Do this
Below is a block of records; reproduce all of them exactly and leave out any pictures.

Dataset records
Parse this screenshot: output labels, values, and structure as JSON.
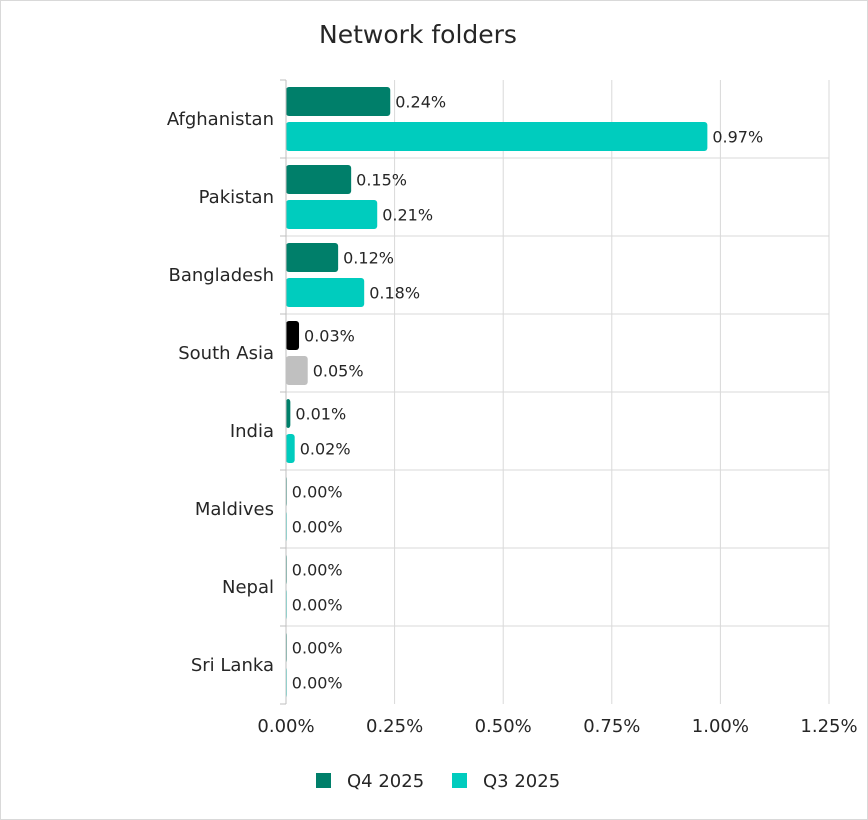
{
  "chart_data": {
    "type": "bar",
    "orientation": "horizontal",
    "title": "Network folders",
    "categories": [
      "Afghanistan",
      "Pakistan",
      "Bangladesh",
      "South Asia",
      "India",
      "Maldives",
      "Nepal",
      "Sri Lanka"
    ],
    "series": [
      {
        "name": "Q4 2025",
        "color": "#007f6a",
        "values": [
          0.24,
          0.15,
          0.12,
          0.03,
          0.01,
          0.0,
          0.0,
          0.0
        ],
        "labels": [
          "0.24%",
          "0.15%",
          "0.12%",
          "0.03%",
          "0.01%",
          "0.00%",
          "0.00%",
          "0.00%"
        ]
      },
      {
        "name": "Q3 2025",
        "color": "#00ccbe",
        "values": [
          0.97,
          0.21,
          0.18,
          0.05,
          0.02,
          0.0,
          0.0,
          0.0
        ],
        "labels": [
          "0.97%",
          "0.21%",
          "0.18%",
          "0.05%",
          "0.02%",
          "0.00%",
          "0.00%",
          "0.00%"
        ]
      }
    ],
    "highlight": {
      "category": "South Asia",
      "colors": [
        "#000000",
        "#c0c0c0"
      ]
    },
    "xlim": [
      0,
      1.25
    ],
    "xticks": [
      0,
      0.25,
      0.5,
      0.75,
      1.0,
      1.25
    ],
    "xtick_labels": [
      "0.00%",
      "0.25%",
      "0.50%",
      "0.75%",
      "1.00%",
      "1.25%"
    ],
    "xlabel": "",
    "ylabel": "",
    "grid": true,
    "legend_position": "bottom"
  }
}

Solution below
Parse this screenshot: output labels, values, and structure as JSON.
{
  "chart_data": {
    "type": "bar",
    "orientation": "horizontal",
    "title": "Network folders",
    "categories": [
      "Afghanistan",
      "Pakistan",
      "Bangladesh",
      "South Asia",
      "India",
      "Maldives",
      "Nepal",
      "Sri Lanka"
    ],
    "series": [
      {
        "name": "Q4 2025",
        "color": "#007f6a",
        "values": [
          0.24,
          0.15,
          0.12,
          0.03,
          0.01,
          0.0,
          0.0,
          0.0
        ],
        "labels": [
          "0.24%",
          "0.15%",
          "0.12%",
          "0.03%",
          "0.01%",
          "0.00%",
          "0.00%",
          "0.00%"
        ]
      },
      {
        "name": "Q3 2025",
        "color": "#00ccbe",
        "values": [
          0.97,
          0.21,
          0.18,
          0.05,
          0.02,
          0.0,
          0.0,
          0.0
        ],
        "labels": [
          "0.97%",
          "0.21%",
          "0.18%",
          "0.05%",
          "0.02%",
          "0.00%",
          "0.00%",
          "0.00%"
        ]
      }
    ],
    "highlight": {
      "category": "South Asia",
      "colors": [
        "#000000",
        "#c0c0c0"
      ]
    },
    "xlim": [
      0,
      1.25
    ],
    "xticks": [
      0,
      0.25,
      0.5,
      0.75,
      1.0,
      1.25
    ],
    "xtick_labels": [
      "0.00%",
      "0.25%",
      "0.50%",
      "0.75%",
      "1.00%",
      "1.25%"
    ],
    "xlabel": "",
    "ylabel": "",
    "grid": true,
    "legend_position": "bottom"
  }
}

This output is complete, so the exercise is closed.